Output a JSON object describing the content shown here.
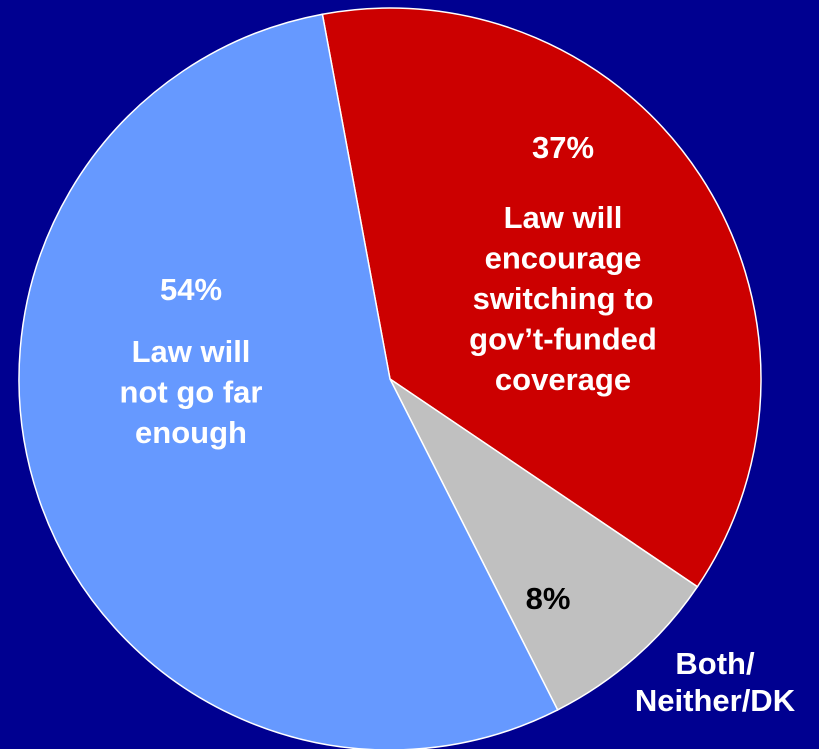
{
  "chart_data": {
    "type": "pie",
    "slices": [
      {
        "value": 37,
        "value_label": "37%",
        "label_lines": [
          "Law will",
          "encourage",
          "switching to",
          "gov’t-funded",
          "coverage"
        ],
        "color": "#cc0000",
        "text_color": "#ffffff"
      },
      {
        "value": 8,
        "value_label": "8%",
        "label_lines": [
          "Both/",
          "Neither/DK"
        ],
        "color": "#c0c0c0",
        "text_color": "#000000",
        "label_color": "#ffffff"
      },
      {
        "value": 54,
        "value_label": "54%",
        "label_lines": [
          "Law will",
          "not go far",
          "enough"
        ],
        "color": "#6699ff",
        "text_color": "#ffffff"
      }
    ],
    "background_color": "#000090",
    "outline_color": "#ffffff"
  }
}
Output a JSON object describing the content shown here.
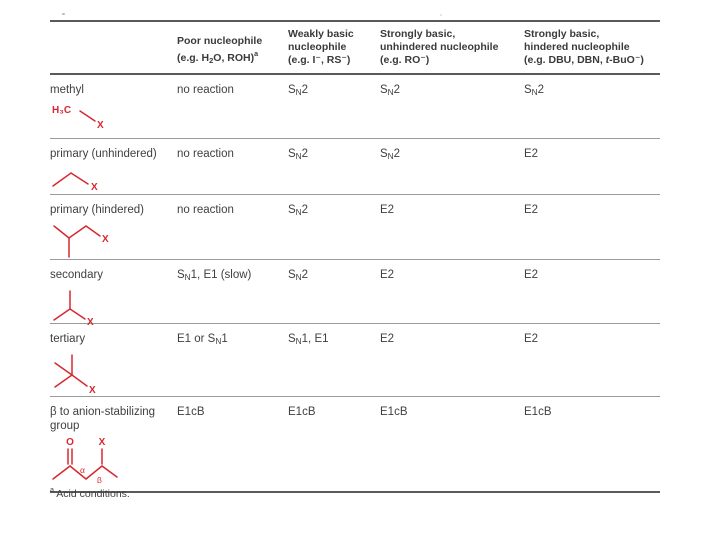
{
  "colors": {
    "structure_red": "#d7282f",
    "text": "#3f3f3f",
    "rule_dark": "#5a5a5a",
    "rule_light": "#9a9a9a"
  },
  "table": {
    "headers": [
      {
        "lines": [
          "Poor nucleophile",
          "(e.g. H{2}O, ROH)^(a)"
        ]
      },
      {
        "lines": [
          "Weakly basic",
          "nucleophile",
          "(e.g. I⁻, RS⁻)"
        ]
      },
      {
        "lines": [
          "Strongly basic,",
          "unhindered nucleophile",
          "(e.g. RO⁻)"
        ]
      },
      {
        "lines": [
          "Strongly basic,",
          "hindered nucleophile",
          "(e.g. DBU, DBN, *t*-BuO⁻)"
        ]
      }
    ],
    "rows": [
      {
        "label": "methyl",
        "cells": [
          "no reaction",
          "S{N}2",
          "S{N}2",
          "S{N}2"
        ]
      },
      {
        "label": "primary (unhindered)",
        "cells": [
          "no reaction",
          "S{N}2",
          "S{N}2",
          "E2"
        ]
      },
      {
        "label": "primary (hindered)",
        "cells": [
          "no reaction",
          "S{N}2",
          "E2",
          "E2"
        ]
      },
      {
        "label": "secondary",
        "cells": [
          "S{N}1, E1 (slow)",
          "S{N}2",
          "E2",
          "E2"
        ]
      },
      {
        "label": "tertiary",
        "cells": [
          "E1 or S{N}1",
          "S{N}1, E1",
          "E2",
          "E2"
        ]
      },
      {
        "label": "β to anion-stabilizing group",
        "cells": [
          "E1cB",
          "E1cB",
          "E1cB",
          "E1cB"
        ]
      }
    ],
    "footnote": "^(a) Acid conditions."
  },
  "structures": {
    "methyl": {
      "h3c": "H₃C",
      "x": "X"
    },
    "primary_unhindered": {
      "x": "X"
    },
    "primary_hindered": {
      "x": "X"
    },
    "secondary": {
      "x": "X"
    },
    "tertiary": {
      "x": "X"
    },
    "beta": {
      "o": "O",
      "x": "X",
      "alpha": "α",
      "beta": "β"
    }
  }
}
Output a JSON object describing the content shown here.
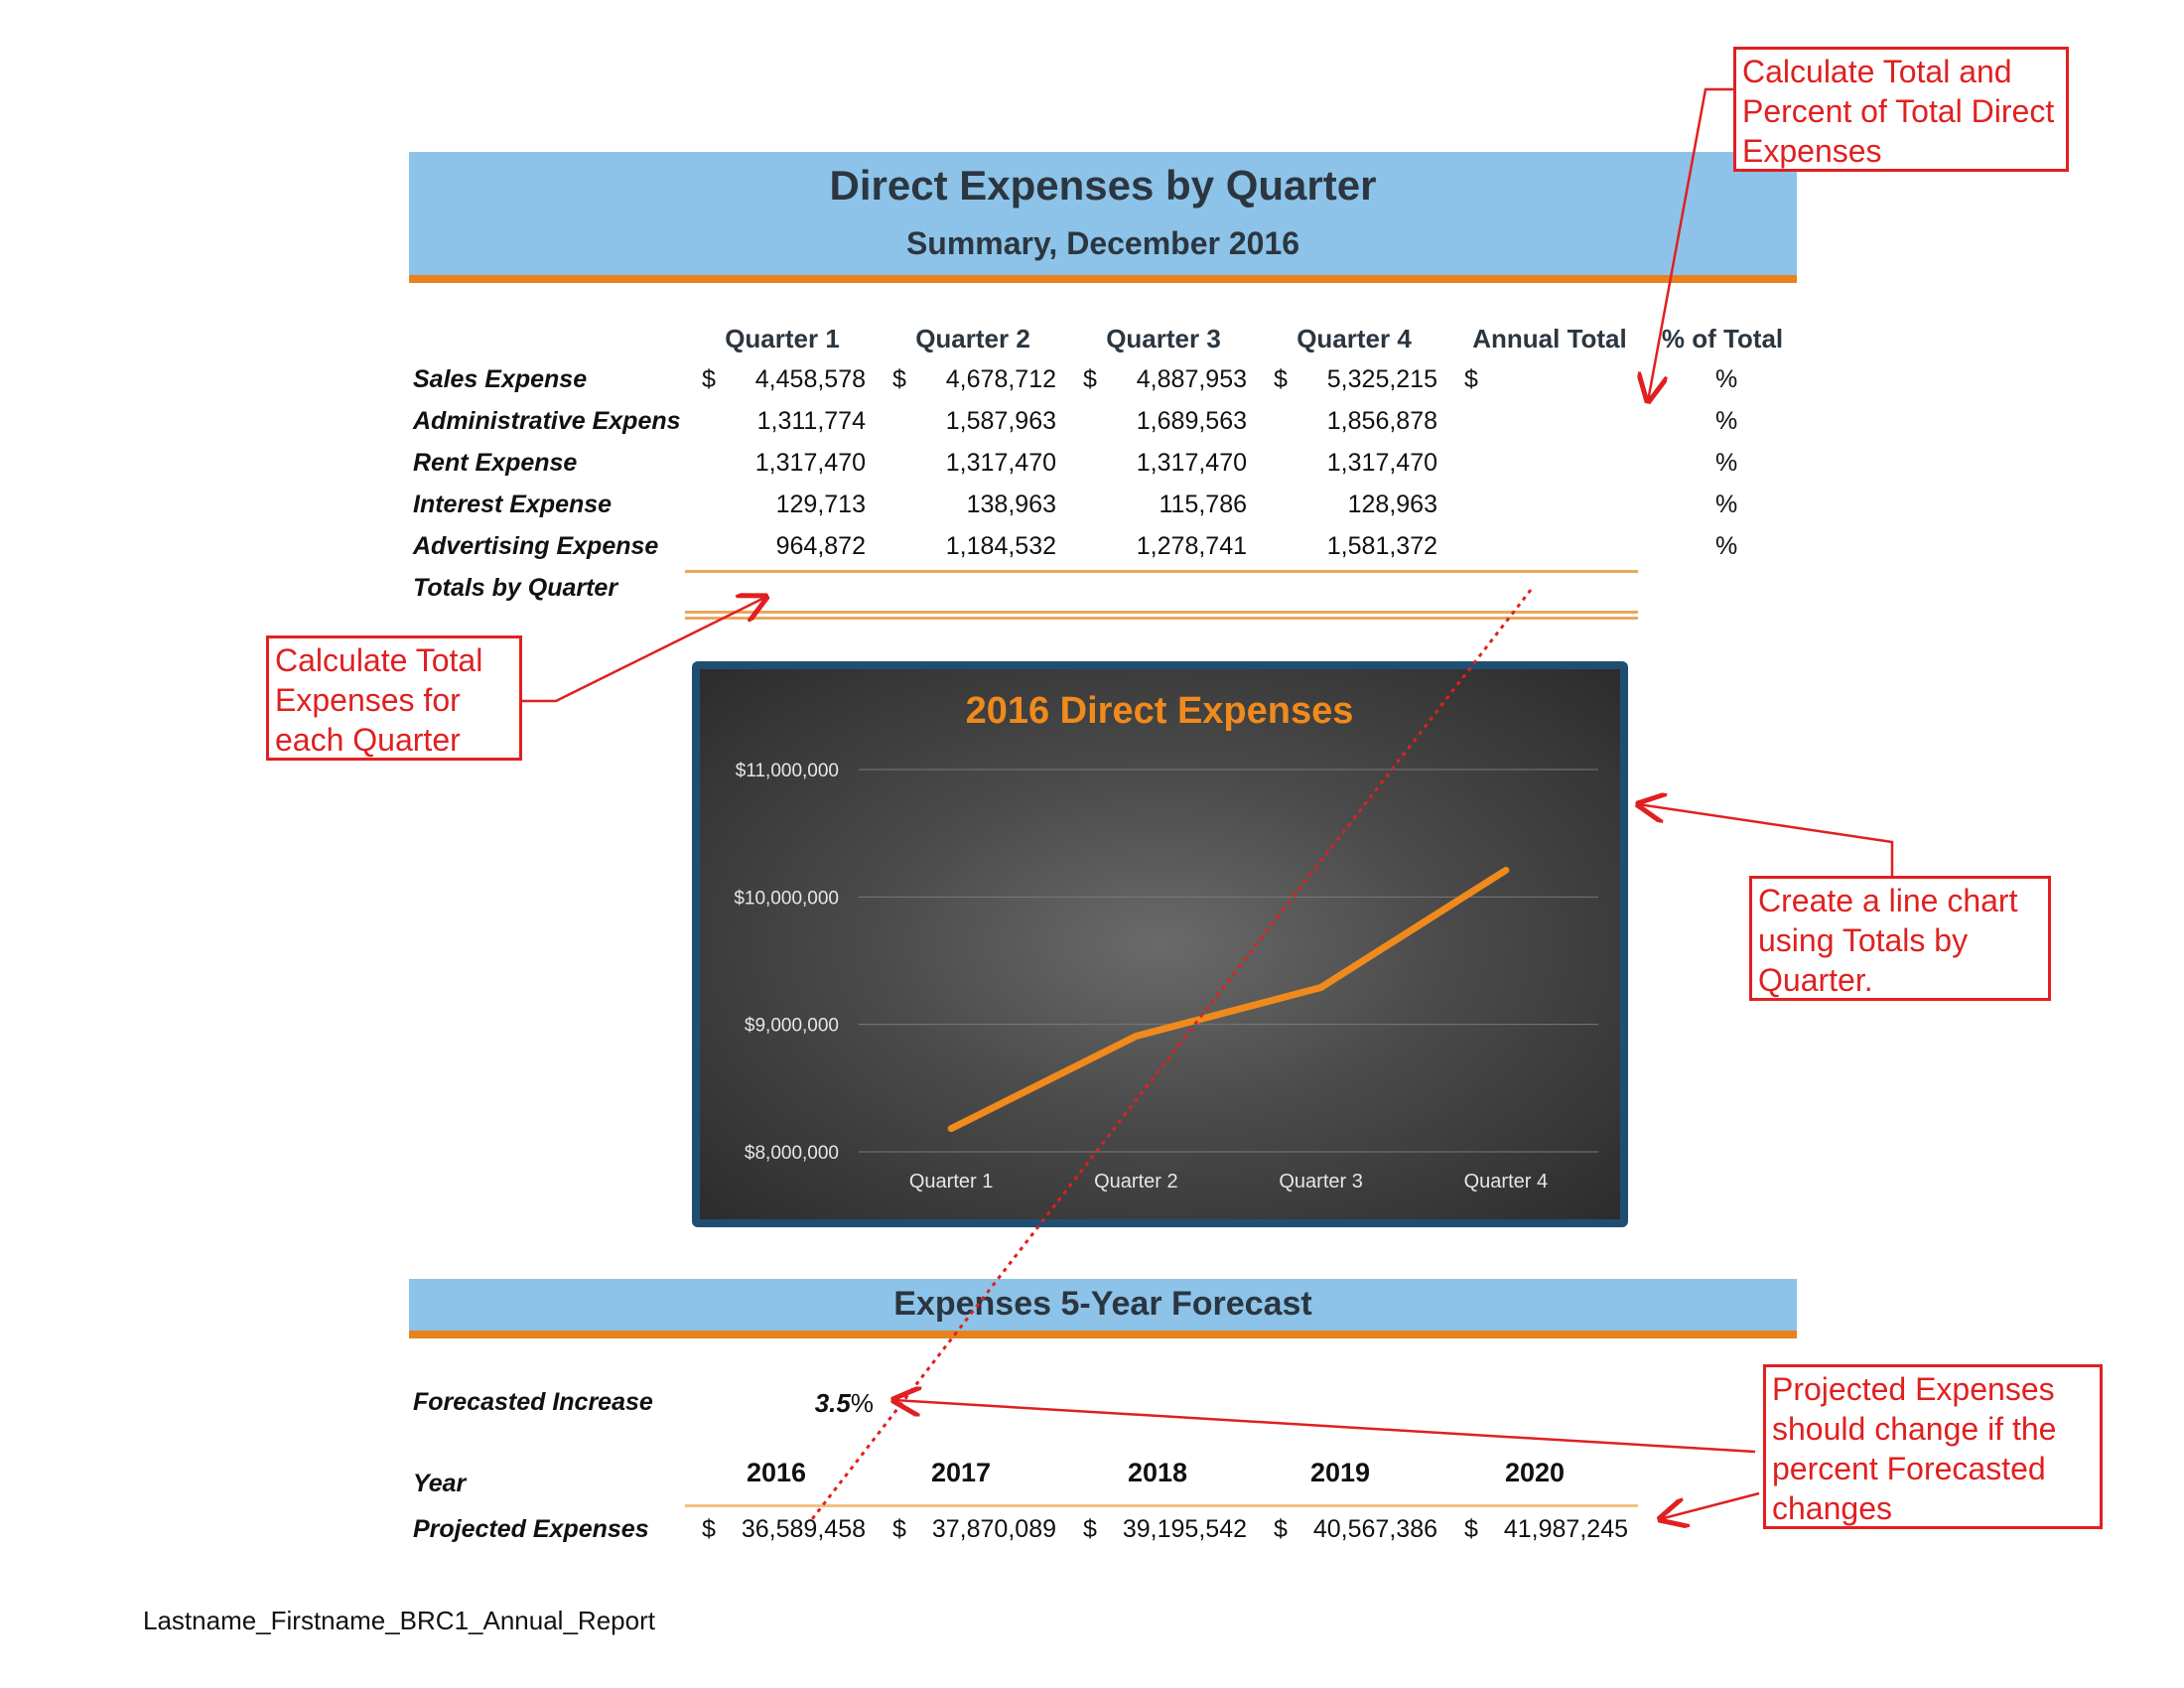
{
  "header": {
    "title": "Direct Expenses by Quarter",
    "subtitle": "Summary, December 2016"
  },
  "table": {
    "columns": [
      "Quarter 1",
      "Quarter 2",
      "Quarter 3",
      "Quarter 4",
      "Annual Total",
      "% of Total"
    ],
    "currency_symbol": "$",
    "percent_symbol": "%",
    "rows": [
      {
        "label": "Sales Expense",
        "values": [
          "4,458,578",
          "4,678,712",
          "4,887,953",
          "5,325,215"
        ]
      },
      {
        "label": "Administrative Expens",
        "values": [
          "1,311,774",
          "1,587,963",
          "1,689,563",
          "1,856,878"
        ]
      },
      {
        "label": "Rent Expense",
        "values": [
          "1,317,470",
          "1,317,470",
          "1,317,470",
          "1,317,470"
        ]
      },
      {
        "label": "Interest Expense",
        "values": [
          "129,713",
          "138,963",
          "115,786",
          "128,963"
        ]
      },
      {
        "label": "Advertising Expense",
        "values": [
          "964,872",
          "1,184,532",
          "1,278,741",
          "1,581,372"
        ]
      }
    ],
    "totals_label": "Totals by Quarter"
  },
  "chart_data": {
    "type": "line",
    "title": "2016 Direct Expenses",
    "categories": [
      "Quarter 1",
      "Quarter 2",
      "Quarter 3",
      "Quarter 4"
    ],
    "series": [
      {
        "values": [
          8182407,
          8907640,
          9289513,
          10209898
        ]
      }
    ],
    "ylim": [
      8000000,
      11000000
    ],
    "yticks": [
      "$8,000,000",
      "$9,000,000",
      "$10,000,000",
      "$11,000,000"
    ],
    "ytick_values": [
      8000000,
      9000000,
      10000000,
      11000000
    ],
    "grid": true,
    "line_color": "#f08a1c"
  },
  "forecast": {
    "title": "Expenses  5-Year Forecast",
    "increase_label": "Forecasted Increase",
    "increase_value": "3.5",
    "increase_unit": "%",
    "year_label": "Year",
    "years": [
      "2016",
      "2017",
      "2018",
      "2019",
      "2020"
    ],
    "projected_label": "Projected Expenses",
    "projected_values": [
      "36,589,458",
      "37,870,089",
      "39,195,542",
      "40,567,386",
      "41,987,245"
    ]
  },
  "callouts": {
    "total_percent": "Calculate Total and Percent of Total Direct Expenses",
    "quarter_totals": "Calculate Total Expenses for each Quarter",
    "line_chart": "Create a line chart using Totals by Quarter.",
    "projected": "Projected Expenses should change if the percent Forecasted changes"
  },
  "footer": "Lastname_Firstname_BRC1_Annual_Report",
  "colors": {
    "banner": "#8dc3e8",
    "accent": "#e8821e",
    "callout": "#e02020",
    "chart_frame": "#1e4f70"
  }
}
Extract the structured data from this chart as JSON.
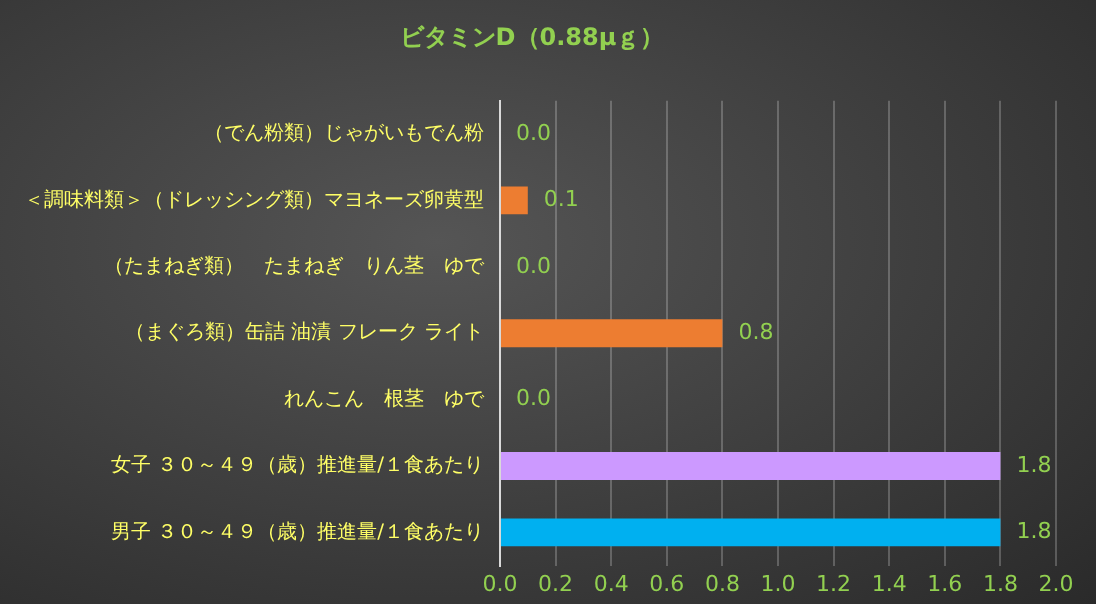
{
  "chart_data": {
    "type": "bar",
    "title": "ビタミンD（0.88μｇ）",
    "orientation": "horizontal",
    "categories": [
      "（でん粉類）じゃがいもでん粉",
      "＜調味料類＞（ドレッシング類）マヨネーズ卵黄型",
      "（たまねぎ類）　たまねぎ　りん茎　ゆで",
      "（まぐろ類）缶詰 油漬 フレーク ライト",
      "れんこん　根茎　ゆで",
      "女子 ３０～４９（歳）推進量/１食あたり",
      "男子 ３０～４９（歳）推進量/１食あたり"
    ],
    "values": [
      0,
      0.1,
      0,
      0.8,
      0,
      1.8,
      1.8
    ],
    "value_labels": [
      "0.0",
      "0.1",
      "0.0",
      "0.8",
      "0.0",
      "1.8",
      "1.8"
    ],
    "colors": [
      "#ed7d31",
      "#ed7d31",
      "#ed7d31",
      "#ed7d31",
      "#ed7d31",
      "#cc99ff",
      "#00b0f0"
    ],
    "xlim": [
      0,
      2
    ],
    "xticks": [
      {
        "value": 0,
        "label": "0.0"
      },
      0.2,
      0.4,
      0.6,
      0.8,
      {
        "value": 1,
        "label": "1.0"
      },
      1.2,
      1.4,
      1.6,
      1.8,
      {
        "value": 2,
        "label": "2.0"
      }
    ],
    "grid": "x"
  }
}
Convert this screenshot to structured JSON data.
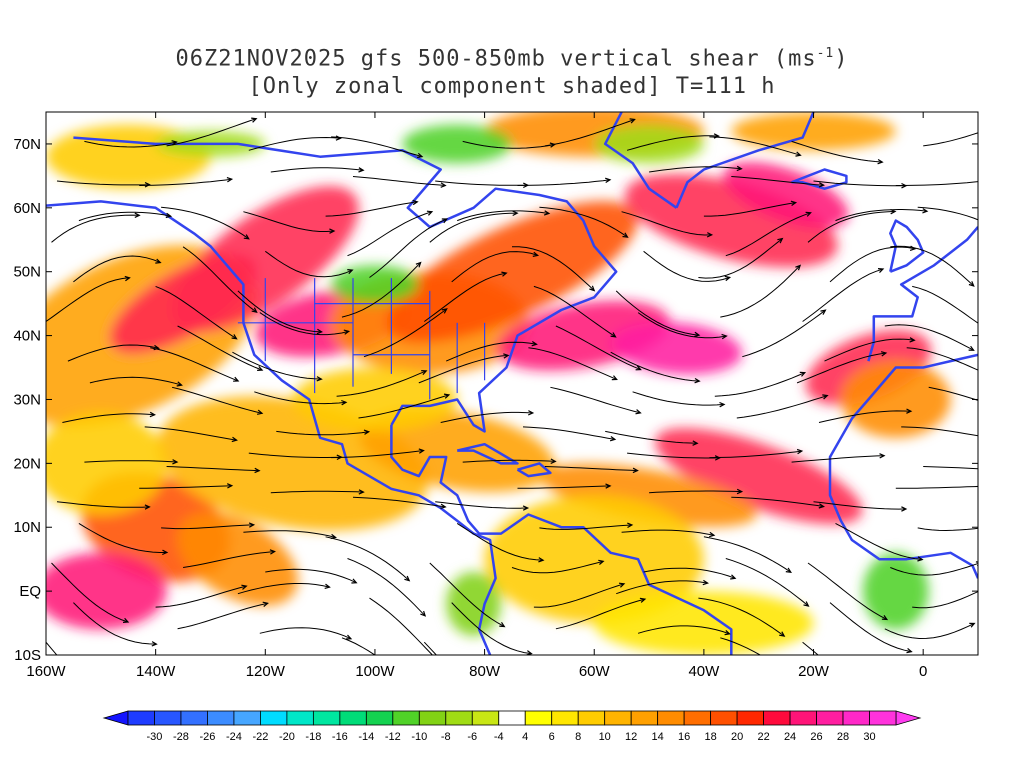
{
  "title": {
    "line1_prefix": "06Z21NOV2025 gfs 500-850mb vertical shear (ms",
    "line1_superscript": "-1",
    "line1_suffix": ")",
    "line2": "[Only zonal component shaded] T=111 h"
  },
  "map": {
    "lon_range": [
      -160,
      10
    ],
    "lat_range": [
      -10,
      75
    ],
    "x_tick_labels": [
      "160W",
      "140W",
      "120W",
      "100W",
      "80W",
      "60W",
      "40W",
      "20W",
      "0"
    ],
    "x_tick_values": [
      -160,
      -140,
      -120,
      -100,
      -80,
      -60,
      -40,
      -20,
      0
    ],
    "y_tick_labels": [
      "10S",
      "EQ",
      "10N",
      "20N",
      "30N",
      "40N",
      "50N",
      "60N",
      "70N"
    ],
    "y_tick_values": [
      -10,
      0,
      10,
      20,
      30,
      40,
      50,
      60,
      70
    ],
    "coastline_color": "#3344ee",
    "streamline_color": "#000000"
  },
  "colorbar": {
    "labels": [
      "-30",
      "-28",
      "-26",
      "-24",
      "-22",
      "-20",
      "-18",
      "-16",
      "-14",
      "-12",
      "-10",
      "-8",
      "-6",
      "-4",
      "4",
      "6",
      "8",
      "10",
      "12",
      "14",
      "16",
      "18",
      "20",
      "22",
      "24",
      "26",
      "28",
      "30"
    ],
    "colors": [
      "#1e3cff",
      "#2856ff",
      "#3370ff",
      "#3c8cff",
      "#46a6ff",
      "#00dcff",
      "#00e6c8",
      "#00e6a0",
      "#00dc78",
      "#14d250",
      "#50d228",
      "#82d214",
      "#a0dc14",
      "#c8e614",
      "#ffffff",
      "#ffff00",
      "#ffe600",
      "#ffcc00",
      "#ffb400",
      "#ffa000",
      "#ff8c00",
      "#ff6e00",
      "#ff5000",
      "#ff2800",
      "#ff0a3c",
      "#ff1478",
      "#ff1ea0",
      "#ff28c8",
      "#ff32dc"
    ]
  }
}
────────────────────
--- Objective ---
Return each line among the entries that holds the word "Forecasted".

--- Full solution ---
    "increase_label": "Forecasted Increase",
    "projected": "Projected Expenses should change if the percent Forecasted changes"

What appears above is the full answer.